• [Work to do] Which lines in the data below contain the string "title"? List every one, matching uppercase and lowercase exactly.

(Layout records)
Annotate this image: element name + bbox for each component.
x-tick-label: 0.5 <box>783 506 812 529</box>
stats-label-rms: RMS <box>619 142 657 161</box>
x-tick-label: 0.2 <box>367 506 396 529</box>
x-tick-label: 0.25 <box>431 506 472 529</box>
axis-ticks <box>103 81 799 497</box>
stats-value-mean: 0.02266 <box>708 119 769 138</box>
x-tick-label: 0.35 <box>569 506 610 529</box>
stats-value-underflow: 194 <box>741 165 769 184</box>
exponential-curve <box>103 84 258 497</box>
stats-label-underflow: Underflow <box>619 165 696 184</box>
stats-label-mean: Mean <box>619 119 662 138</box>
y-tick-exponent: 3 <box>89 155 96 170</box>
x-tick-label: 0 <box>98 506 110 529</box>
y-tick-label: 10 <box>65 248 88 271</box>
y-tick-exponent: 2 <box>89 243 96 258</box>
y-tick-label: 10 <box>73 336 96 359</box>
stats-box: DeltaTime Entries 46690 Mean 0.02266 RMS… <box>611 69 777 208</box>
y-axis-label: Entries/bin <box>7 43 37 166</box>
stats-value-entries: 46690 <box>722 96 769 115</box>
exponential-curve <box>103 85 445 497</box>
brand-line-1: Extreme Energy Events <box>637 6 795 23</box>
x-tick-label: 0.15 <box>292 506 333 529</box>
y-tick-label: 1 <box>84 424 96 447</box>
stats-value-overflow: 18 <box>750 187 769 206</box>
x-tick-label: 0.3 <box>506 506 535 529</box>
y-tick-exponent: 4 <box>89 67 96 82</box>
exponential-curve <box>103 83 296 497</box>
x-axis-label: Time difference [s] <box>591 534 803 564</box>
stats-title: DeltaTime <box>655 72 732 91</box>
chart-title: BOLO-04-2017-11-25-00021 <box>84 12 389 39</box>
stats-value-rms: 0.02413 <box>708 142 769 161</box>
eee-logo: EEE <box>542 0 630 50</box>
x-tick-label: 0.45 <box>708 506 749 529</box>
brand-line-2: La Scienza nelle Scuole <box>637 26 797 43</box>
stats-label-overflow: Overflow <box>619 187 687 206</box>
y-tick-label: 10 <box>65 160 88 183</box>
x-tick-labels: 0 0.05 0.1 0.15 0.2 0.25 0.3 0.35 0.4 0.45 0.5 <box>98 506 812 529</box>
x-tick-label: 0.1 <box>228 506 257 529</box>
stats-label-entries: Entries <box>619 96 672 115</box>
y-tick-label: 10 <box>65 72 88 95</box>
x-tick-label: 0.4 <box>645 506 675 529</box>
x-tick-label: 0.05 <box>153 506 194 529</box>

• [Final result]
stats-title: DeltaTime <box>655 72 732 91</box>
chart-title: BOLO-04-2017-11-25-00021 <box>84 12 389 39</box>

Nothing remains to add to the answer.